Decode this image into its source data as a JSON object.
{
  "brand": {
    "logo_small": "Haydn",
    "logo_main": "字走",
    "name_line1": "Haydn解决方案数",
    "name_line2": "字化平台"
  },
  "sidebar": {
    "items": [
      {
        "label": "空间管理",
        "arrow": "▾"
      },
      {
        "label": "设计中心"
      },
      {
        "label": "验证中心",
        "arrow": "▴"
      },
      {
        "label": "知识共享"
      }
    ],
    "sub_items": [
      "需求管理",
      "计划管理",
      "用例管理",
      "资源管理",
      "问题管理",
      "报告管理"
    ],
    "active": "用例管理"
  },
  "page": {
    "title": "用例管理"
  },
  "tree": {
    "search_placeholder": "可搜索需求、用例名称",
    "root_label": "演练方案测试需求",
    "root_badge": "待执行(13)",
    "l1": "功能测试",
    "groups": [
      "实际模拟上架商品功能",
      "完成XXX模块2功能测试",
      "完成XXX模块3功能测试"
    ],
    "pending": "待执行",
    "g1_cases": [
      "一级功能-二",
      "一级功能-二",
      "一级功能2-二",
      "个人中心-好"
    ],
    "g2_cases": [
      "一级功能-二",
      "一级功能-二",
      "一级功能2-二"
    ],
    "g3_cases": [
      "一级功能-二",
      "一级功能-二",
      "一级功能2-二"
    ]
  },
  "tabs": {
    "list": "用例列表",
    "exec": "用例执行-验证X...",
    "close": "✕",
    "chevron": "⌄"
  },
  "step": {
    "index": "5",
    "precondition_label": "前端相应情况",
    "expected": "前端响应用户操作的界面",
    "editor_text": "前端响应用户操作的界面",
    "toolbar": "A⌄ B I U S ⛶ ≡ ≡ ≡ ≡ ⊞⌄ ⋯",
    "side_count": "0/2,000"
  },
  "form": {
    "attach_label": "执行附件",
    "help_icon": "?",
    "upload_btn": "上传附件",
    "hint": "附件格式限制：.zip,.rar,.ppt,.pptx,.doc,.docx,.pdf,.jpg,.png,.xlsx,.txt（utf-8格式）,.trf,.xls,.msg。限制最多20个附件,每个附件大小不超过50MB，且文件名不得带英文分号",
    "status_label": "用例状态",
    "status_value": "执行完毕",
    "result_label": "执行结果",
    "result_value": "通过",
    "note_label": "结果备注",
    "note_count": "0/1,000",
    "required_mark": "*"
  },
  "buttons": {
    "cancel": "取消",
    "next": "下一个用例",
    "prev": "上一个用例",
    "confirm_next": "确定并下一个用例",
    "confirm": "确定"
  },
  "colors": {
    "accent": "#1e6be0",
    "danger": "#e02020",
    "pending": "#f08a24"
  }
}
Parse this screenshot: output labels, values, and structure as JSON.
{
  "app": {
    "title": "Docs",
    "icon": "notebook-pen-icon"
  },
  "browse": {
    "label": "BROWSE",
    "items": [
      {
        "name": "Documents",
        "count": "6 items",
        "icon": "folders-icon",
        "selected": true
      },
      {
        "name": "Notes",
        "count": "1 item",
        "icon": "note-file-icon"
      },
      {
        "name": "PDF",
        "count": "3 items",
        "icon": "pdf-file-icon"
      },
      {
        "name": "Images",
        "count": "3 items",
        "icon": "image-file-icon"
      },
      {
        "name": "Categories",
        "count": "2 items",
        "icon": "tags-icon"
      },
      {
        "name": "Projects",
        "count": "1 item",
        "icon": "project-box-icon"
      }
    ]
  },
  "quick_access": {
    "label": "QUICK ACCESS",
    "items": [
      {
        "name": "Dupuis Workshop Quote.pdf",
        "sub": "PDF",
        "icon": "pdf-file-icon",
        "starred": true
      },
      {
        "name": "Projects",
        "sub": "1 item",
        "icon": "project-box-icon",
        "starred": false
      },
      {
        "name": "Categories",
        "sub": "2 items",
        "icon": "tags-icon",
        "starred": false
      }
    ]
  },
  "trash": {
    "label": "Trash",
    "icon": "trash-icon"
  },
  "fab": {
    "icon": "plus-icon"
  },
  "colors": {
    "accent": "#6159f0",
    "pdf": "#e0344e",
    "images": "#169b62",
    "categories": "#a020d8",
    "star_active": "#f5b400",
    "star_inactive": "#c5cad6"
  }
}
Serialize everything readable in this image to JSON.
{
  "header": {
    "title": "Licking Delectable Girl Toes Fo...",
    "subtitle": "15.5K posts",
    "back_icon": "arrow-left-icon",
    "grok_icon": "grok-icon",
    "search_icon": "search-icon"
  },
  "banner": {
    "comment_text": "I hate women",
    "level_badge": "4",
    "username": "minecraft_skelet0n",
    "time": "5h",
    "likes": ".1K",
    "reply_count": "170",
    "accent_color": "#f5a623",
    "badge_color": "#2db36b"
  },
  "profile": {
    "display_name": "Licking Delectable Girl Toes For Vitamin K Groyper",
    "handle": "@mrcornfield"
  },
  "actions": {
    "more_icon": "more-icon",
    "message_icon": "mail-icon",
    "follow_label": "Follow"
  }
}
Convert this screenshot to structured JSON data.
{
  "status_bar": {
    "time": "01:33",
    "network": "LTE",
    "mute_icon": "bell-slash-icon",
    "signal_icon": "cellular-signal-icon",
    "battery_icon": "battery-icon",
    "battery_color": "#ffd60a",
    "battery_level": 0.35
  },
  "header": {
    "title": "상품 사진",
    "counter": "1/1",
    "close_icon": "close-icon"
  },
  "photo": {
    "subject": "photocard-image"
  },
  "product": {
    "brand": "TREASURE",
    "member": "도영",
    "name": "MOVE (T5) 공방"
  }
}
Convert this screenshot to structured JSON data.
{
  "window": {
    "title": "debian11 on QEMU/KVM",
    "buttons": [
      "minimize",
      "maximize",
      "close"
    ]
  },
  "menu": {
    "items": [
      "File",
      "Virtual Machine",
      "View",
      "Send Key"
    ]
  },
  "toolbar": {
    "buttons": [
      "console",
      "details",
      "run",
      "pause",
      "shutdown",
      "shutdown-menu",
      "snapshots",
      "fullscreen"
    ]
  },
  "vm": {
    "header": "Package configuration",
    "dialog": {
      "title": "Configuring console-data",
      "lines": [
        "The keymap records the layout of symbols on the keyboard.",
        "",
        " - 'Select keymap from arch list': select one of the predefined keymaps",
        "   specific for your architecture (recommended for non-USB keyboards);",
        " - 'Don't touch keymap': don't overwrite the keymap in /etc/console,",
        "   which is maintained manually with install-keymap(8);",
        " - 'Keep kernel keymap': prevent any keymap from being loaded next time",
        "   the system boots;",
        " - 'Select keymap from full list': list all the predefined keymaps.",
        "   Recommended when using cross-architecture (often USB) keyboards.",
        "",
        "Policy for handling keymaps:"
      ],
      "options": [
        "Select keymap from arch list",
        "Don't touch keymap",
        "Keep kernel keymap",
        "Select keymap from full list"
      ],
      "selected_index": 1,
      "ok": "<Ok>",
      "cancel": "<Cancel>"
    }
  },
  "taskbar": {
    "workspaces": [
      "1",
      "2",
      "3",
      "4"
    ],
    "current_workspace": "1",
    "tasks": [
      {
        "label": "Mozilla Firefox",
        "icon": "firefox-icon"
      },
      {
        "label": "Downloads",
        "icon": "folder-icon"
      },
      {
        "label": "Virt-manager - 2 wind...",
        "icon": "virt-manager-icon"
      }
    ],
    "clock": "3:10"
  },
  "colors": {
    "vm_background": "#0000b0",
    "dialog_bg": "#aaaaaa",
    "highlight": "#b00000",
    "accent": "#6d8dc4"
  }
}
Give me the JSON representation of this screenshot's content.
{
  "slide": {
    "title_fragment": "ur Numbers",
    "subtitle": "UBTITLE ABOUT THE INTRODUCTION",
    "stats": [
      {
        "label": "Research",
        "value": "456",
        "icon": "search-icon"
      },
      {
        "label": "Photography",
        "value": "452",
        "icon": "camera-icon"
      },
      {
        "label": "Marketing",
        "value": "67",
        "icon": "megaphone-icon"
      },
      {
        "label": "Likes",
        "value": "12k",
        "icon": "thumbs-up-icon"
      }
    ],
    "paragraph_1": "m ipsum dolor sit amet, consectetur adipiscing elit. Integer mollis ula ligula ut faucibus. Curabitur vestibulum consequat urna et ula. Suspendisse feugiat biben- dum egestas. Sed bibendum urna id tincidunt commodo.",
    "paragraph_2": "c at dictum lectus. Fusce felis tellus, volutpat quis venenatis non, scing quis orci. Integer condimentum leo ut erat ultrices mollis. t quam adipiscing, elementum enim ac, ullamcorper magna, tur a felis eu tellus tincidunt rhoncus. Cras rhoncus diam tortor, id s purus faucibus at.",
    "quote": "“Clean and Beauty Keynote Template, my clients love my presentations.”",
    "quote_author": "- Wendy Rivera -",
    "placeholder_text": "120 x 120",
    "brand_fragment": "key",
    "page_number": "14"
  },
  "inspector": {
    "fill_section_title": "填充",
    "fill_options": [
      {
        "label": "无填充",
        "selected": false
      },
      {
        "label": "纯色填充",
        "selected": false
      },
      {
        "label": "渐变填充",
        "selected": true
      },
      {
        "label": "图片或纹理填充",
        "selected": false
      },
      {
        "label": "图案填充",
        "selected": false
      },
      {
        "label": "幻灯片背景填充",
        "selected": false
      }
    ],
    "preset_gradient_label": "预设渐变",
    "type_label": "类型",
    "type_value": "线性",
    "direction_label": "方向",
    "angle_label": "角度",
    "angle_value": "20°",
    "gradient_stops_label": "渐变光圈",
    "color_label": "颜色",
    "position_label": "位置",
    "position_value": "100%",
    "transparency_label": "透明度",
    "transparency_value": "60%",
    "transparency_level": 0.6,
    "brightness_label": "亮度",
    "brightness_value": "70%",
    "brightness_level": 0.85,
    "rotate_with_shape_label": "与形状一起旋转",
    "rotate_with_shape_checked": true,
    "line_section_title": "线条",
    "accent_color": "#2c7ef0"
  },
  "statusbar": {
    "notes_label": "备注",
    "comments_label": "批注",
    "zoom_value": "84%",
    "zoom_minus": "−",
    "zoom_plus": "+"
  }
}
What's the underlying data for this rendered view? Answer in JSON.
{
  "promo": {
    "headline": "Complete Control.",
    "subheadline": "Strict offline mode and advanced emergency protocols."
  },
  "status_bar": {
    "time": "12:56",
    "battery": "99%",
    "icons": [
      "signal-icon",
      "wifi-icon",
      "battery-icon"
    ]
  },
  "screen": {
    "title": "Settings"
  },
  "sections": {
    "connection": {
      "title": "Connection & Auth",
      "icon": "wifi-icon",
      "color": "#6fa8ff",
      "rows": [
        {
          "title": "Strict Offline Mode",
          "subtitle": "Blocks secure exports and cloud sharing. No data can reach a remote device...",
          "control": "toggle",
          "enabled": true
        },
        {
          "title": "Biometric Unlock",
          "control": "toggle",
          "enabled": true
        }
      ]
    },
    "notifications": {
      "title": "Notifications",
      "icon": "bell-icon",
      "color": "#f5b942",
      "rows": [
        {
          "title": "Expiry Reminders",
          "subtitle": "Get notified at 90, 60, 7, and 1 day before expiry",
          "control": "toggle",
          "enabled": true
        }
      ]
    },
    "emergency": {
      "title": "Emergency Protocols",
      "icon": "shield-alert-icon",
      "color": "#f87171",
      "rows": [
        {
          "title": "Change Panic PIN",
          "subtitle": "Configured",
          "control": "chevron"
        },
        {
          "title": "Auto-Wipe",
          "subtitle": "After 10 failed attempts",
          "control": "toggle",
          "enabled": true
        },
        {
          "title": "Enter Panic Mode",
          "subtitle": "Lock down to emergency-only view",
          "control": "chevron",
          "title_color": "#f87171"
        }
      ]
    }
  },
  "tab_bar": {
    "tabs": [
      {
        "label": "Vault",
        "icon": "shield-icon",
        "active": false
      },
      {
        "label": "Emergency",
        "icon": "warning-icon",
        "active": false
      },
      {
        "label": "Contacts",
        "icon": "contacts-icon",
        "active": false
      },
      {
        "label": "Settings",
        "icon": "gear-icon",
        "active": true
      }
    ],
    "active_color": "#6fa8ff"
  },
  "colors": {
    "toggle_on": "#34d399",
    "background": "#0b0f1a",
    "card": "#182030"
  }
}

## What you will do
Using the listing above, state the number of lines that hold "faucibus", with no other text.

## The solution
2